┌─ EXCERPTED DATA

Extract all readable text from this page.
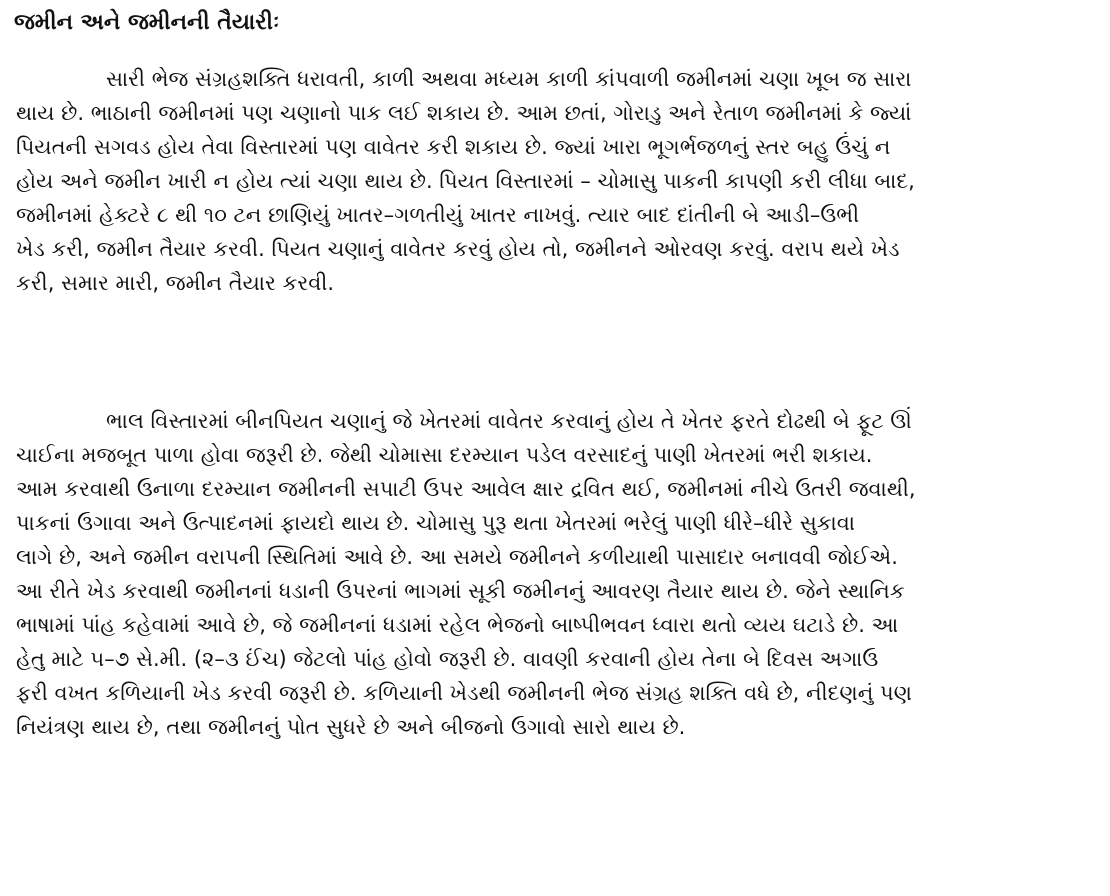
જમીન અને જમીનની તૈયારીઃ
સારી ભેજ સંગ્રહશક્તિ ધરાવતી, કાળી અથવા મધ્યમ કાળી કાંપવાળી જમીનમાં ચણા ખૂબ જ સારા
થાય છે. ભાઠાની જમીનમાં પણ ચણાનો પાક લઈ શકાય છે. આમ છતાં, ગોરાડુ અને રેતાળ જમીનમાં કે જ્યાં
પિયતની સગવડ હોય તેવા વિસ્તારમાં પણ વાવેતર કરી શકાય છે. જ્યાં ખારા ભૂગર્ભજળનું સ્તર બહુ ઉંચું ન
હોય અને જમીન ખારી ન હોય ત્યાં ચણા થાય છે. પિયત વિસ્તારમાં – ચોમાસુ પાકની કાપણી કરી લીધા બાદ,
જમીનમાં હેક્ટરે ૮ થી ૧૦ ટન છાણિયું ખાતર–ગળતીયું ખાતર નાખવું. ત્યાર બાદ દાંતીની બે આડી–ઉભી
ખેડ કરી, જમીન તૈયાર કરવી. પિયત ચણાનું વાવેતર કરવું હોય તો, જમીનને ઓરવણ કરવું. વરાપ થયે ખેડ
કરી, સમાર મારી, જમીન તૈયાર કરવી.
ભાલ વિસ્તારમાં બીનપિયત ચણાનું જે ખેતરમાં વાવેતર કરવાનું હોય તે ખેતર ફરતે દોઢથી બે ફૂટ ઊં
ચાઈના મજબૂત પાળા હોવા જરૂરી છે. જેથી ચોમાસા દરમ્યાન પડેલ વરસાદનું પાણી ખેતરમાં ભરી શકાય.
આમ કરવાથી ઉનાળા દરમ્યાન જમીનની સપાટી ઉપર આવેલ ક્ષાર દ્રવિત થઈ, જમીનમાં નીચે ઉતરી જવાથી,
પાકનાં ઉગાવા અને ઉત્પાદનમાં ફાયદો થાય છે. ચોમાસુ પુરૂ થતા ખેતરમાં ભરેલું પાણી ધીરે–ધીરે સુકાવા
લાગે છે, અને જમીન વરાપની સ્થિતિમાં આવે છે. આ સમયે જમીનને કળીયાથી પાસાદાર બનાવવી જોઈએ.
આ રીતે ખેડ કરવાથી જમીનનાં ધડાની ઉપરનાં ભાગમાં સૂકી જમીનનું આવરણ તૈયાર થાય છે. જેને સ્થાનિક
ભાષામાં પાંહ કહેવામાં આવે છે, જે જમીનનાં ધડામાં રહેલ ભેજનો બાષ્પીભવન ધ્વારા થતો વ્યય ઘટાડે છે. આ
હેતુ માટે ૫–૭ સે.મી. (૨–૩ ઈંચ) જેટલો પાંહ હોવો જરૂરી છે. વાવણી કરવાની હોય તેના બે દિવસ અગાઉ
ફરી વખત કળિયાની ખેડ કરવી જરૂરી છે. કળિયાની ખેડથી જમીનની ભેજ સંગ્રહ શક્તિ વધે છે, નીદણનું પણ
નિયંત્રણ થાય છે, તથા જમીનનું પોત સુધરે છે અને બીજનો ઉગાવો સારો થાય છે.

└─

## WORK INSTRUCTIONS:
Every line above should be returned word for word, with the pictures left behind.

## RESULT OF THE TASK:
Extract all readable text from this page.
જમીન અને જમીનની તૈયારીઃ
સારી ભેજ સંગ્રહશક્તિ ધરાવતી, કાળી અથવા મધ્યમ કાળી કાંપવાળી જમીનમાં ચણા ખૂબ જ સારા
થાય છે. ભાઠાની જમીનમાં પણ ચણાનો પાક લઈ શકાય છે. આમ છતાં, ગોરાડુ અને રેતાળ જમીનમાં કે જ્યાં
પિયતની સગવડ હોય તેવા વિસ્તારમાં પણ વાવેતર કરી શકાય છે. જ્યાં ખારા ભૂગર્ભજળનું સ્તર બહુ ઉંચું ન
હોય અને જમીન ખારી ન હોય ત્યાં ચણા થાય છે. પિયત વિસ્તારમાં – ચોમાસુ પાકની કાપણી કરી લીધા બાદ,
જમીનમાં હેક્ટરે ૮ થી ૧૦ ટન છાણિયું ખાતર–ગળતીયું ખાતર નાખવું. ત્યાર બાદ દાંતીની બે આડી–ઉભી
ખેડ કરી, જમીન તૈયાર કરવી. પિયત ચણાનું વાવેતર કરવું હોય તો, જમીનને ઓરવણ કરવું. વરાપ થયે ખેડ
કરી, સમાર મારી, જમીન તૈયાર કરવી.
ભાલ વિસ્તારમાં બીનપિયત ચણાનું જે ખેતરમાં વાવેતર કરવાનું હોય તે ખેતર ફરતે દોઢથી બે ફૂટ ઊં
ચાઈના મજબૂત પાળા હોવા જરૂરી છે. જેથી ચોમાસા દરમ્યાન પડેલ વરસાદનું પાણી ખેતરમાં ભરી શકાય.
આમ કરવાથી ઉનાળા દરમ્યાન જમીનની સપાટી ઉપર આવેલ ક્ષાર દ્રવિત થઈ, જમીનમાં નીચે ઉતરી જવાથી,
પાકનાં ઉગાવા અને ઉત્પાદનમાં ફાયદો થાય છે. ચોમાસુ પુરૂ થતા ખેતરમાં ભરેલું પાણી ધીરે–ધીરે સુકાવા
લાગે છે, અને જમીન વરાપની સ્થિતિમાં આવે છે. આ સમયે જમીનને કળીયાથી પાસાદાર બનાવવી જોઈએ.
આ રીતે ખેડ કરવાથી જમીનનાં ધડાની ઉપરનાં ભાગમાં સૂકી જમીનનું આવરણ તૈયાર થાય છે. જેને સ્થાનિક
ભાષામાં પાંહ કહેવામાં આવે છે, જે જમીનનાં ધડામાં રહેલ ભેજનો બાષ્પીભવન ધ્વારા થતો વ્યય ઘટાડે છે. આ
હેતુ માટે ૫–૭ સે.મી. (૨–૩ ઈંચ) જેટલો પાંહ હોવો જરૂરી છે. વાવણી કરવાની હોય તેના બે દિવસ અગાઉ
ફરી વખત કળિયાની ખેડ કરવી જરૂરી છે. કળિયાની ખેડથી જમીનની ભેજ સંગ્રહ શક્તિ વધે છે, નીદણનું પણ
નિયંત્રણ થાય છે, તથા જમીનનું પોત સુધરે છે અને બીજનો ઉગાવો સારો થાય છે.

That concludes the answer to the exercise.